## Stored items
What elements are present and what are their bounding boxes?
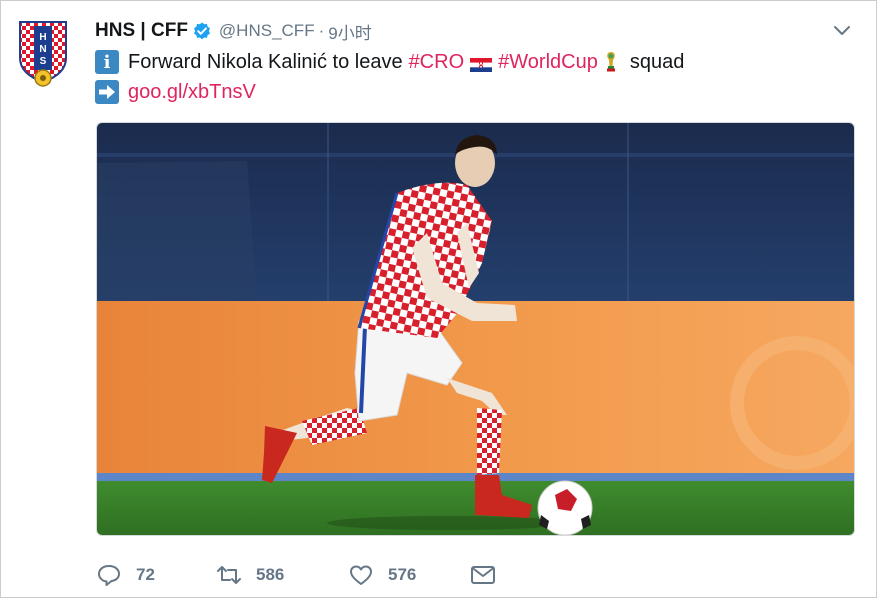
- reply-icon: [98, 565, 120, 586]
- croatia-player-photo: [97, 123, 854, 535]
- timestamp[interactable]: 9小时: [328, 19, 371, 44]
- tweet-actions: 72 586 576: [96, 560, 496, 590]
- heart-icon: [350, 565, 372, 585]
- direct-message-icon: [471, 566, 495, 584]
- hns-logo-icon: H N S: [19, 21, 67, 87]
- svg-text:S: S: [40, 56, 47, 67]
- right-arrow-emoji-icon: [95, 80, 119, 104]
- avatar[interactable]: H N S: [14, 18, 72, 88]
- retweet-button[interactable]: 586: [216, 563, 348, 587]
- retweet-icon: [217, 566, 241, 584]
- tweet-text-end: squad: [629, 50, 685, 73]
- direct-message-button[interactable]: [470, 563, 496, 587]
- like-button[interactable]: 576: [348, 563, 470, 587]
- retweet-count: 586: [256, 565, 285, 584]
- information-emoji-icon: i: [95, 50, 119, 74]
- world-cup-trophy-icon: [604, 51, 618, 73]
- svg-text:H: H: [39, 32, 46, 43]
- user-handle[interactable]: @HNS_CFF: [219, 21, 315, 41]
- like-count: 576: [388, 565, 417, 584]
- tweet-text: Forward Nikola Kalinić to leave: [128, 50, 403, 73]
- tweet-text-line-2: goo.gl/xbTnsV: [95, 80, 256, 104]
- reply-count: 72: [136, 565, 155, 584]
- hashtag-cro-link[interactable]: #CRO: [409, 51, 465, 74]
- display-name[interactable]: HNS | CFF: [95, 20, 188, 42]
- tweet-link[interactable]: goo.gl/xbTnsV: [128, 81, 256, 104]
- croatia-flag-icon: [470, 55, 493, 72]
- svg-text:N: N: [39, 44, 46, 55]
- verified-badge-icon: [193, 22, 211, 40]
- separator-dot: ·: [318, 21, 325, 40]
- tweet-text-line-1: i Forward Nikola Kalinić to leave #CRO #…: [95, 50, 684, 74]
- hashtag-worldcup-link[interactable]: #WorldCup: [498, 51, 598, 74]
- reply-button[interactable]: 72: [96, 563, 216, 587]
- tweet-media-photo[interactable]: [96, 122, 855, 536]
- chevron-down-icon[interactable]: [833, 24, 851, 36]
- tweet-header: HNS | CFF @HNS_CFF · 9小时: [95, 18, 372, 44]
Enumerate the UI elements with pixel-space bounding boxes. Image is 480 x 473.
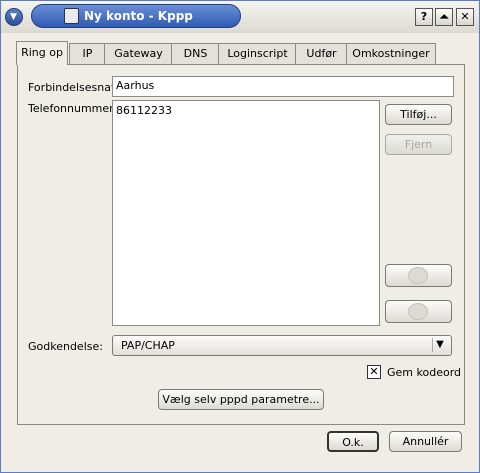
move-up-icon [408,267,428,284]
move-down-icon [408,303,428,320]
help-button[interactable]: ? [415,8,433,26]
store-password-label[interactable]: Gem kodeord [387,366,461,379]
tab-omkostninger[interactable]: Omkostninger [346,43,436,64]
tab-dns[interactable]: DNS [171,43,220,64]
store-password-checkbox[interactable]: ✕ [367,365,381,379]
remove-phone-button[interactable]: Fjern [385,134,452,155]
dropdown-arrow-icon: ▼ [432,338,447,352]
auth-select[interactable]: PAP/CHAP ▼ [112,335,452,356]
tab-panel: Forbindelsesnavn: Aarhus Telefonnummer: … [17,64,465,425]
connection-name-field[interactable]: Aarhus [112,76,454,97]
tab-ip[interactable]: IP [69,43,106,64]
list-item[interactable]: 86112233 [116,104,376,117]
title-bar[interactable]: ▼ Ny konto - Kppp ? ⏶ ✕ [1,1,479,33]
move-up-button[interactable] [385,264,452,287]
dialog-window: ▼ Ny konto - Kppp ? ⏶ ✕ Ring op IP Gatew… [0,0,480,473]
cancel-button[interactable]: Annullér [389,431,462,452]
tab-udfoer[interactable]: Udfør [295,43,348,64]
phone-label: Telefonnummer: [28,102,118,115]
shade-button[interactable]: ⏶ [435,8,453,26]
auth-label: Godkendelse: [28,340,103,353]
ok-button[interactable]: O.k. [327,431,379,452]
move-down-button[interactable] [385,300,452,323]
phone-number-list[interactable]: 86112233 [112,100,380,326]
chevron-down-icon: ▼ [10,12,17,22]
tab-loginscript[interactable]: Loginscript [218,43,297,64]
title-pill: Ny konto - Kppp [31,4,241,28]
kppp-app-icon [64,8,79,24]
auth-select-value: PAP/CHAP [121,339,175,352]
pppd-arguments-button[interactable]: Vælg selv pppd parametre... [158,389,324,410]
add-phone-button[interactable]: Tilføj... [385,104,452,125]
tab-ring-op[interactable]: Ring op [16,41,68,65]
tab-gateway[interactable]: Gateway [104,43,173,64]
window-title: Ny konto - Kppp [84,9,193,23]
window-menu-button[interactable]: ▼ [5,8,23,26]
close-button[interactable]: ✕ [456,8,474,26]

## Your instructions
Replace "Forward" with "Striker" everywhere from the line containing "- reply-icon: [98, 565, 120, 586]" down to the line containing "Enumerate the UI", both included, and reproduce those lines with nothing else altered.

## Answer for this exercise
- reply-icon: [98, 565, 120, 586]
- croatia-player-photo: [97, 123, 854, 535]
- timestamp[interactable]: 9小时: [328, 19, 371, 44]
- tweet-actions: 72 586 576: [96, 560, 496, 590]
- heart-icon: [350, 565, 372, 585]
- direct-message-icon: [471, 566, 495, 584]
- hns-logo-icon: H N S: [19, 21, 67, 87]
- svg-text:S: S: [40, 56, 47, 67]
- right-arrow-emoji-icon: [95, 80, 119, 104]
- avatar[interactable]: H N S: [14, 18, 72, 88]
- retweet-button[interactable]: 586: [216, 563, 348, 587]
- retweet-icon: [217, 566, 241, 584]
- tweet-text-end: squad: [629, 50, 685, 73]
- direct-message-button[interactable]: [470, 563, 496, 587]
- like-button[interactable]: 576: [348, 563, 470, 587]
- retweet-count: 586: [256, 565, 285, 584]
- information-emoji-icon: i: [95, 50, 119, 74]
- world-cup-trophy-icon: [604, 51, 618, 73]
- svg-text:H: H: [39, 32, 46, 43]
- user-handle[interactable]: @HNS_CFF: [219, 21, 315, 41]
- like-count: 576: [388, 565, 417, 584]
- tweet-text: Striker Nikola Kalinić to leave: [128, 50, 403, 73]
- tweet-text-line-2: goo.gl/xbTnsV: [95, 80, 256, 104]
- reply-count: 72: [136, 565, 155, 584]
- hashtag-cro-link[interactable]: #CRO: [409, 51, 465, 74]
- display-name[interactable]: HNS | CFF: [95, 20, 188, 42]
- tweet-link[interactable]: goo.gl/xbTnsV: [128, 81, 256, 104]
- croatia-flag-icon: [470, 55, 493, 72]
- svg-text:N: N: [39, 44, 46, 55]
- verified-badge-icon: [193, 22, 211, 40]
- separator-dot: ·: [318, 21, 325, 40]
- tweet-text-line-1: i Striker Nikola Kalinić to leave #CRO #…: [95, 50, 684, 74]
- hashtag-worldcup-link[interactable]: #WorldCup: [498, 51, 598, 74]
- reply-button[interactable]: 72: [96, 563, 216, 587]
- tweet-media-photo[interactable]: [96, 122, 855, 536]
- chevron-down-icon[interactable]: [833, 24, 851, 36]
- tweet-header: HNS | CFF @HNS_CFF · 9小时: [95, 18, 372, 44]
Enumerate the UI elements with pixel-space bounding boxes. Image is 480 x 473.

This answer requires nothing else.